The records that follow must be reproduced in full, exactly as written.

══════

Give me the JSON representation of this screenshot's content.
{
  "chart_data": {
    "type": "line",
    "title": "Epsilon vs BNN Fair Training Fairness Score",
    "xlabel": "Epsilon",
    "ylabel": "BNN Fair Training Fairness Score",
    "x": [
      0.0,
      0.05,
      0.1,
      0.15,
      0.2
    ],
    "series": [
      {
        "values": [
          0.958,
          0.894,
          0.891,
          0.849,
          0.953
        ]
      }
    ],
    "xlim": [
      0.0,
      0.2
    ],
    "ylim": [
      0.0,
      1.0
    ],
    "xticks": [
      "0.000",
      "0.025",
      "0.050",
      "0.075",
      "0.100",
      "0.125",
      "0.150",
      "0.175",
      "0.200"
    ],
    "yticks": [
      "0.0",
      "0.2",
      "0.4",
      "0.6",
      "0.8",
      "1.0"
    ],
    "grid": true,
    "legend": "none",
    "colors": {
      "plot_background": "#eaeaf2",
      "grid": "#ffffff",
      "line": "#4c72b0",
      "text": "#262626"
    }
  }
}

══════

Complete response:
Give me the JSON representation of this screenshot's content.
{
  "chart_data": {
    "type": "line",
    "title": "Epsilon vs BNN Fair Training Fairness Score",
    "xlabel": "Epsilon",
    "ylabel": "BNN Fair Training Fairness Score",
    "x": [
      0.0,
      0.05,
      0.1,
      0.15,
      0.2
    ],
    "series": [
      {
        "values": [
          0.958,
          0.894,
          0.891,
          0.849,
          0.953
        ]
      }
    ],
    "xlim": [
      0.0,
      0.2
    ],
    "ylim": [
      0.0,
      1.0
    ],
    "xticks": [
      "0.000",
      "0.025",
      "0.050",
      "0.075",
      "0.100",
      "0.125",
      "0.150",
      "0.175",
      "0.200"
    ],
    "yticks": [
      "0.0",
      "0.2",
      "0.4",
      "0.6",
      "0.8",
      "1.0"
    ],
    "grid": true,
    "legend": "none",
    "colors": {
      "plot_background": "#eaeaf2",
      "grid": "#ffffff",
      "line": "#4c72b0",
      "text": "#262626"
    }
  }
}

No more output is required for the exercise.